---------- Data provided ----------
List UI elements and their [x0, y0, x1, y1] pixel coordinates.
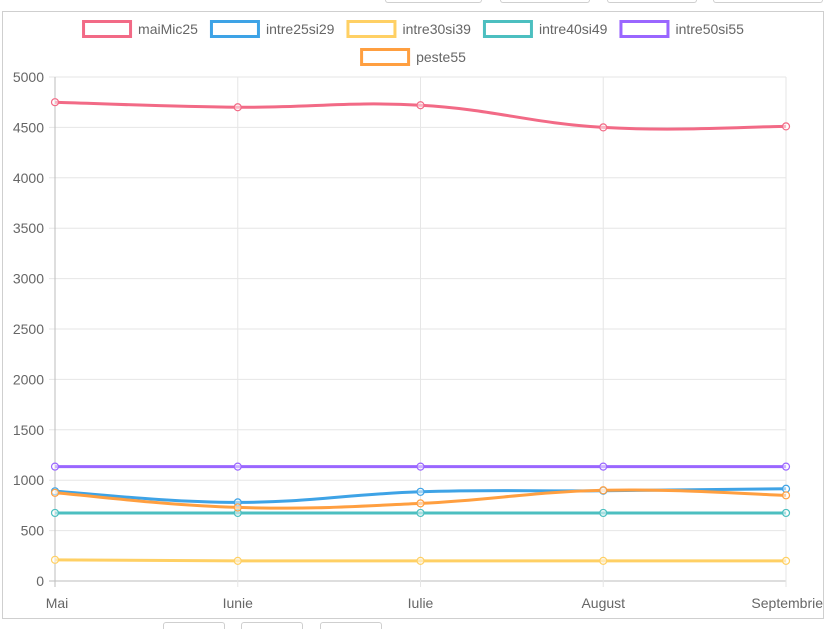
legend-label-intre50si55: intre50si55	[675, 21, 744, 37]
y-tick-label: 1500	[13, 422, 44, 438]
data-point-intre30si39	[233, 556, 242, 565]
data-point-intre40si49	[416, 508, 425, 518]
data-point-maiMic25	[50, 98, 60, 107]
data-point-intre30si39	[599, 556, 608, 565]
data-point-intre40si49	[599, 508, 608, 518]
data-point-intre30si39	[781, 556, 791, 565]
y-tick-label: 4000	[13, 170, 44, 186]
data-point-intre30si39	[50, 555, 60, 564]
grid	[49, 76, 787, 587]
data-point-maiMic25	[233, 103, 242, 112]
y-tick-label: 500	[21, 523, 45, 539]
series-points	[50, 98, 791, 565]
x-tick-label: Iunie	[223, 595, 254, 611]
legend-label-peste55: peste55	[416, 49, 466, 65]
y-tick-label: 4500	[13, 119, 44, 135]
y-tick-label: 2000	[13, 371, 44, 387]
data-point-intre50si55	[599, 462, 608, 471]
y-tick-label: 5000	[13, 69, 44, 85]
y-tick-label: 3000	[13, 271, 44, 287]
legend: maiMic25 intre25si29 intre30si39 intre40si4…	[82, 20, 744, 66]
legend-swatch-intre30si39	[346, 20, 397, 38]
legend-label-intre30si39: intre30si39	[402, 21, 471, 37]
data-point-maiMic25	[599, 123, 608, 132]
bottom-tab	[320, 622, 382, 629]
data-point-intre50si55	[50, 462, 60, 471]
legend-swatch-intre50si55	[619, 20, 670, 38]
y-tick-label: 3500	[13, 220, 44, 236]
x-tick-label: August	[581, 595, 625, 611]
legend-label-intre25si29: intre25si29	[266, 21, 335, 37]
x-axis: Mai Iunie Iulie August Septembrie	[46, 595, 823, 611]
x-tick-label: Septembrie	[751, 595, 823, 611]
data-point-intre40si49	[781, 508, 791, 518]
data-point-peste55	[233, 503, 242, 512]
data-point-peste55	[50, 488, 60, 497]
data-point-intre50si55	[416, 462, 425, 471]
data-point-maiMic25	[781, 122, 791, 131]
legend-label-maiMic25: maiMic25	[138, 21, 198, 37]
chart-panel	[2, 11, 824, 619]
legend-swatch-maiMic25	[82, 20, 133, 38]
y-tick-label: 2500	[13, 321, 44, 337]
legend-swatch-intre25si29	[209, 20, 260, 38]
y-tick-label: 0	[36, 573, 44, 589]
y-axis: 0 500 1000 1500 2000 2500 3000 3500 4000 4500 5000	[13, 69, 44, 589]
bottom-tab	[241, 622, 303, 629]
y-tick-label: 1000	[13, 472, 44, 488]
data-point-intre40si49	[50, 508, 60, 518]
data-point-intre25si29	[781, 484, 791, 493]
x-tick-label: Mai	[46, 595, 69, 611]
top-tab	[713, 0, 823, 3]
data-point-intre30si39	[416, 556, 425, 565]
data-point-maiMic25	[416, 101, 425, 110]
data-point-intre50si55	[233, 462, 242, 471]
bottom-tab	[163, 622, 225, 629]
top-tab	[607, 0, 697, 3]
top-tab	[500, 0, 590, 3]
data-point-peste55	[416, 499, 425, 508]
x-tick-label: Iulie	[408, 595, 434, 611]
legend-label-intre40si49: intre40si49	[539, 21, 608, 37]
legend-swatch-intre40si49	[482, 20, 533, 38]
data-point-intre50si55	[781, 462, 791, 471]
top-tab	[385, 0, 482, 3]
legend-swatch-peste55	[360, 48, 411, 66]
data-point-peste55	[599, 486, 608, 495]
data-point-peste55	[781, 491, 791, 500]
data-point-intre25si29	[416, 487, 425, 496]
----------
● **Objective**
Please switch every "bottom-tab" in the lines above to "footer-tab" and write the lines out again with nothing else changed, leaving out the picture.

● **Exercise response**
List UI elements and their [x0, y0, x1, y1] pixel coordinates.
legend-label-intre50si55: intre50si55	[675, 21, 744, 37]
y-tick-label: 1500	[13, 422, 44, 438]
data-point-intre30si39	[233, 556, 242, 565]
data-point-intre40si49	[416, 508, 425, 518]
data-point-maiMic25	[50, 98, 60, 107]
data-point-intre30si39	[599, 556, 608, 565]
data-point-intre40si49	[599, 508, 608, 518]
data-point-intre30si39	[781, 556, 791, 565]
y-tick-label: 4000	[13, 170, 44, 186]
data-point-intre30si39	[50, 555, 60, 564]
grid	[49, 76, 787, 587]
data-point-maiMic25	[233, 103, 242, 112]
y-tick-label: 500	[21, 523, 45, 539]
series-points	[50, 98, 791, 565]
x-tick-label: Iunie	[223, 595, 254, 611]
legend-label-peste55: peste55	[416, 49, 466, 65]
y-tick-label: 4500	[13, 119, 44, 135]
y-tick-label: 2000	[13, 371, 44, 387]
data-point-intre50si55	[599, 462, 608, 471]
y-tick-label: 5000	[13, 69, 44, 85]
y-tick-label: 3000	[13, 271, 44, 287]
legend: maiMic25 intre25si29 intre30si39 intre40si4…	[82, 20, 744, 66]
legend-swatch-intre30si39	[346, 20, 397, 38]
legend-label-intre30si39: intre30si39	[402, 21, 471, 37]
data-point-maiMic25	[599, 123, 608, 132]
footer-tab	[320, 622, 382, 629]
data-point-intre50si55	[50, 462, 60, 471]
legend-swatch-intre50si55	[619, 20, 670, 38]
y-tick-label: 3500	[13, 220, 44, 236]
x-tick-label: August	[581, 595, 625, 611]
legend-label-intre25si29: intre25si29	[266, 21, 335, 37]
x-axis: Mai Iunie Iulie August Septembrie	[46, 595, 823, 611]
x-tick-label: Septembrie	[751, 595, 823, 611]
data-point-intre40si49	[781, 508, 791, 518]
data-point-peste55	[233, 503, 242, 512]
data-point-peste55	[50, 488, 60, 497]
data-point-intre50si55	[416, 462, 425, 471]
data-point-maiMic25	[781, 122, 791, 131]
legend-label-maiMic25: maiMic25	[138, 21, 198, 37]
chart-panel	[2, 11, 824, 619]
legend-swatch-maiMic25	[82, 20, 133, 38]
y-tick-label: 2500	[13, 321, 44, 337]
legend-swatch-intre25si29	[209, 20, 260, 38]
y-tick-label: 0	[36, 573, 44, 589]
y-axis: 0 500 1000 1500 2000 2500 3000 3500 4000 4500 5000	[13, 69, 44, 589]
footer-tab	[241, 622, 303, 629]
y-tick-label: 1000	[13, 472, 44, 488]
data-point-intre40si49	[50, 508, 60, 518]
data-point-intre25si29	[781, 484, 791, 493]
x-tick-label: Mai	[46, 595, 69, 611]
top-tab	[713, 0, 823, 3]
data-point-intre30si39	[416, 556, 425, 565]
data-point-maiMic25	[416, 101, 425, 110]
data-point-intre50si55	[233, 462, 242, 471]
footer-tab	[163, 622, 225, 629]
top-tab	[607, 0, 697, 3]
top-tab	[500, 0, 590, 3]
data-point-peste55	[416, 499, 425, 508]
x-tick-label: Iulie	[408, 595, 434, 611]
legend-label-intre40si49: intre40si49	[539, 21, 608, 37]
legend-swatch-intre40si49	[482, 20, 533, 38]
data-point-intre50si55	[781, 462, 791, 471]
top-tab	[385, 0, 482, 3]
legend-swatch-peste55	[360, 48, 411, 66]
data-point-peste55	[599, 486, 608, 495]
data-point-peste55	[781, 491, 791, 500]
data-point-intre25si29	[416, 487, 425, 496]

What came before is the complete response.